### Exercise directions
Pick out all lines in the listing holding the string "Where" and copy them.

··········

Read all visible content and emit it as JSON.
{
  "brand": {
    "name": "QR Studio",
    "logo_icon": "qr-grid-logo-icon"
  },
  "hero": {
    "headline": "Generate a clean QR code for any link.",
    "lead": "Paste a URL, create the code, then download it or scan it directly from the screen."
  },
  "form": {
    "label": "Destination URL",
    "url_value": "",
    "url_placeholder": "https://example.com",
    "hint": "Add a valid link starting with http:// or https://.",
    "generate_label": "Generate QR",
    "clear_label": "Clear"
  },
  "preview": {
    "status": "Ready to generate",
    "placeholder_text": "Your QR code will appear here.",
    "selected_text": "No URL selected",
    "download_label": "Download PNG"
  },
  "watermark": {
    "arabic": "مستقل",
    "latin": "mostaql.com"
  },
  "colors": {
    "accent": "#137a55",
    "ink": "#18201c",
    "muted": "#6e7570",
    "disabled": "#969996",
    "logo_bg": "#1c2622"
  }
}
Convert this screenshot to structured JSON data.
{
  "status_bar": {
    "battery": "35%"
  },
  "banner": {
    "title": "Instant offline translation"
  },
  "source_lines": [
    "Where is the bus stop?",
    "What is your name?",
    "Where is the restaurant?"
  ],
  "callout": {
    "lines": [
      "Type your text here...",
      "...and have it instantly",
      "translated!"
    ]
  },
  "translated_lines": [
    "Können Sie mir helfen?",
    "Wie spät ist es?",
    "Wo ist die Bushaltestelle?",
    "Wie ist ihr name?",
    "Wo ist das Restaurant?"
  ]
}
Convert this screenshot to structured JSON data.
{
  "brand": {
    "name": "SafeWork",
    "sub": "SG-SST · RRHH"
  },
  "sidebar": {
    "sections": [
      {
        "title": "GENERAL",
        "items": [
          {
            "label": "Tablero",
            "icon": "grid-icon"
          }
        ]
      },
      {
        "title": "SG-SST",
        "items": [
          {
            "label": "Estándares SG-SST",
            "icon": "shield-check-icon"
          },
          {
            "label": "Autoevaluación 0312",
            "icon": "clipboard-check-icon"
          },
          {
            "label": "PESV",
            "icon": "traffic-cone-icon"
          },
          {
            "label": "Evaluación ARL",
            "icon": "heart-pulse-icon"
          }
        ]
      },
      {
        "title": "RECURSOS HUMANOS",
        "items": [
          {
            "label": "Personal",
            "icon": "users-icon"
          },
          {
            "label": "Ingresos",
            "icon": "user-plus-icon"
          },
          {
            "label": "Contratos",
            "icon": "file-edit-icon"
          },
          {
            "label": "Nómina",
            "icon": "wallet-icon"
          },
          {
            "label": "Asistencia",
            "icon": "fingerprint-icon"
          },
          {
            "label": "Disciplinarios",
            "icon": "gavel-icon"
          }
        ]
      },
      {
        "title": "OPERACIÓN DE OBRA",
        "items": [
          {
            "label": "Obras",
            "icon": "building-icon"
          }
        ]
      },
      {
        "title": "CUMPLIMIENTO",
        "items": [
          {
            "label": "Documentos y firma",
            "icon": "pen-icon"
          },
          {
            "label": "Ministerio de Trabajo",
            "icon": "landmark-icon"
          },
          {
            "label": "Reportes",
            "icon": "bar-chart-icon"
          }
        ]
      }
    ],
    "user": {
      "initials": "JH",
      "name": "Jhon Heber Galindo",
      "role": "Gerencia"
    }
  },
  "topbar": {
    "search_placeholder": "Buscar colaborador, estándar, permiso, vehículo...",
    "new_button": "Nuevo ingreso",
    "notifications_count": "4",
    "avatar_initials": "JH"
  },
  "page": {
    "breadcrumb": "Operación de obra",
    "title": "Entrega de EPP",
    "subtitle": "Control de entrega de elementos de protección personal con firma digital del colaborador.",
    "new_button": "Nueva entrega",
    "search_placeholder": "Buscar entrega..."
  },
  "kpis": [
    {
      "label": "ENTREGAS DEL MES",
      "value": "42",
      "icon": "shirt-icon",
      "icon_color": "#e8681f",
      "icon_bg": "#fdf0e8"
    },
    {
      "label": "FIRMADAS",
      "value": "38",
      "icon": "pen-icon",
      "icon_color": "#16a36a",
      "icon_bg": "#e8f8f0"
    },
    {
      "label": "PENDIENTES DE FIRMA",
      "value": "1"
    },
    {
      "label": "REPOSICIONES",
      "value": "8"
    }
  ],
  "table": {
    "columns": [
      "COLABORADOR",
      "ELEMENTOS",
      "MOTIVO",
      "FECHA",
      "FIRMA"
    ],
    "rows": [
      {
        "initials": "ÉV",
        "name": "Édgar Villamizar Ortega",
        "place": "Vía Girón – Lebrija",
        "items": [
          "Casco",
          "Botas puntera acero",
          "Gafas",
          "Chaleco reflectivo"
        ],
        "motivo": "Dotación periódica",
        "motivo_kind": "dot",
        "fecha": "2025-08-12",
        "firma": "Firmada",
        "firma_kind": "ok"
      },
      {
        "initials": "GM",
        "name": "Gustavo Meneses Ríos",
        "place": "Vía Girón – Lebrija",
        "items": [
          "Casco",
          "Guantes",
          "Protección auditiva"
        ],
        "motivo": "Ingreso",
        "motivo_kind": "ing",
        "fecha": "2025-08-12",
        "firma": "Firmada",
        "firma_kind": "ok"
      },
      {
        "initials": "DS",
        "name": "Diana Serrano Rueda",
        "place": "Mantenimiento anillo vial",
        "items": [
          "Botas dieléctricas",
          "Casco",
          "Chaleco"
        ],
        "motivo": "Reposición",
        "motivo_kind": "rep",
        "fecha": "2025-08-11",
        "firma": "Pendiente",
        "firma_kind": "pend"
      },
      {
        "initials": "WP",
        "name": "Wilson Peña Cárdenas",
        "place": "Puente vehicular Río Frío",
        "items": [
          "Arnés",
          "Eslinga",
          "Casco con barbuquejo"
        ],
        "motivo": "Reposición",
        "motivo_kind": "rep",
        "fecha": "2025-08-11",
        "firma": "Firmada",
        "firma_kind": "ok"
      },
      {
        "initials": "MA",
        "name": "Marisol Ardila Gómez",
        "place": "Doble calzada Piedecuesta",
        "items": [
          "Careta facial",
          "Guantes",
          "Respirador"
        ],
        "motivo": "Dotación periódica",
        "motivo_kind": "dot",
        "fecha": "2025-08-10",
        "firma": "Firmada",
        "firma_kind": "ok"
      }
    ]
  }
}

··········

### Complete answer
    "Where is the bus stop?",
    "Where is the restaurant?"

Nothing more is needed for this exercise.